↓↓↓

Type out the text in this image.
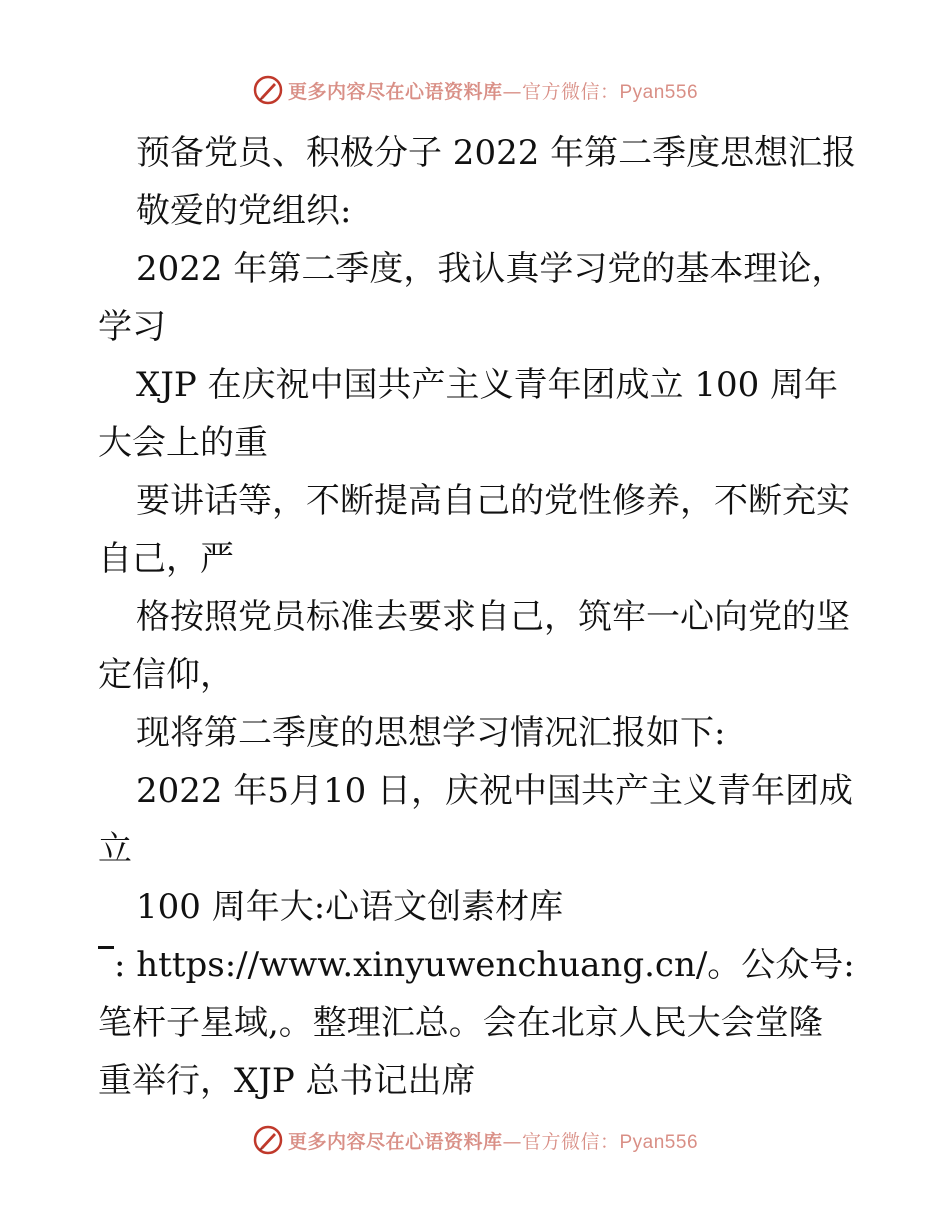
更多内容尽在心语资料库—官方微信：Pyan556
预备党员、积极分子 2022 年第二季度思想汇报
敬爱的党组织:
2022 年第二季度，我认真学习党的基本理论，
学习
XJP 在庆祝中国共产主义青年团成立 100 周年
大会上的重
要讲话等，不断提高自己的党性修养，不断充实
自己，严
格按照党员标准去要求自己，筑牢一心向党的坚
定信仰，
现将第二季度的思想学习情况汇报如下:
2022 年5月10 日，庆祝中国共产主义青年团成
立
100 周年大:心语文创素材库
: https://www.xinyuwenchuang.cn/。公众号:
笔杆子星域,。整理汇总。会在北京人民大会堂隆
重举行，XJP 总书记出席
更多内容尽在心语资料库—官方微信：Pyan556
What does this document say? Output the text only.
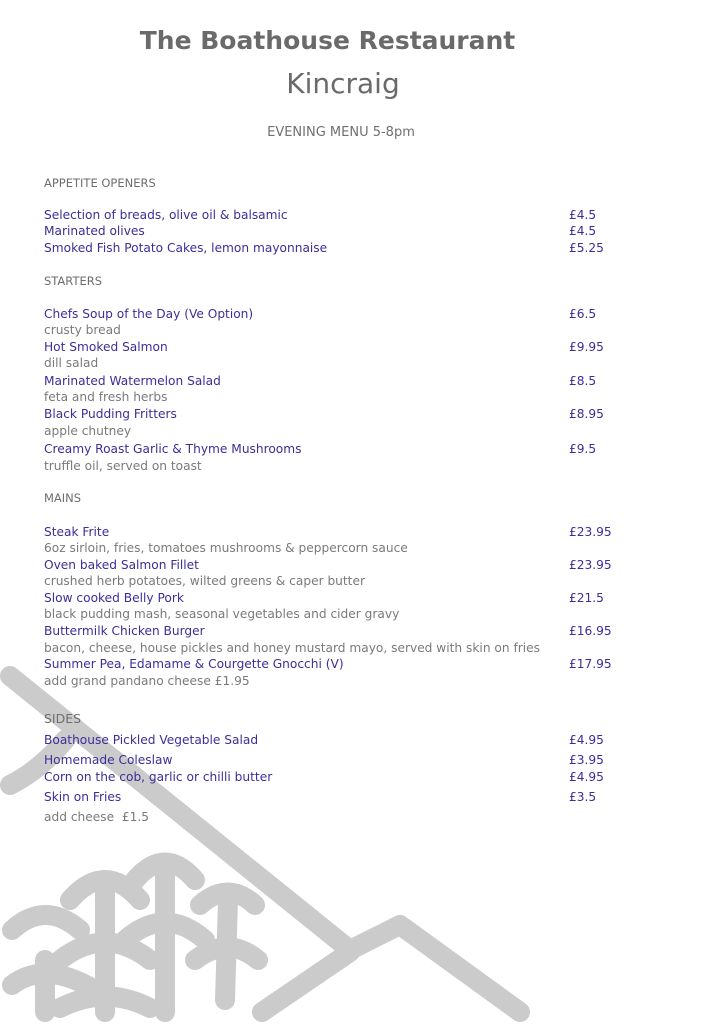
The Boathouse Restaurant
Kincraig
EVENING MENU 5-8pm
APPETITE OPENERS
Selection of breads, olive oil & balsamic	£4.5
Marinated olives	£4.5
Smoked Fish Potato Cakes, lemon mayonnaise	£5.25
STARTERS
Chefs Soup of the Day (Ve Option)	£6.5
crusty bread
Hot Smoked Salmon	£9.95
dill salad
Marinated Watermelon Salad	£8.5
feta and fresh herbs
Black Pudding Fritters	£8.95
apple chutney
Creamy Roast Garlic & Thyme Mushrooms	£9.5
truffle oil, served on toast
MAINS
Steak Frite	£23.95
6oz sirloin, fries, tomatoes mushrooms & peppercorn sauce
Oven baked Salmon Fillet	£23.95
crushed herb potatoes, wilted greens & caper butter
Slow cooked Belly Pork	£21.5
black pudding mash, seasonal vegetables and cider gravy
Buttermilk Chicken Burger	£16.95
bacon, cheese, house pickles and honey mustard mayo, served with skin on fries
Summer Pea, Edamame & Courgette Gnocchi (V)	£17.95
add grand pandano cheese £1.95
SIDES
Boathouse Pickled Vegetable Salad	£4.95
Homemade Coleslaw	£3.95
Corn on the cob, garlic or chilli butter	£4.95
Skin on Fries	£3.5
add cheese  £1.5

↑↑↑

Show the lines of the records that contain the word "cheese".

## Answer in full
bacon, cheese, house pickles and honey mustard mayo, served with skin on fries
add grand pandano cheese £1.95
add cheese  £1.5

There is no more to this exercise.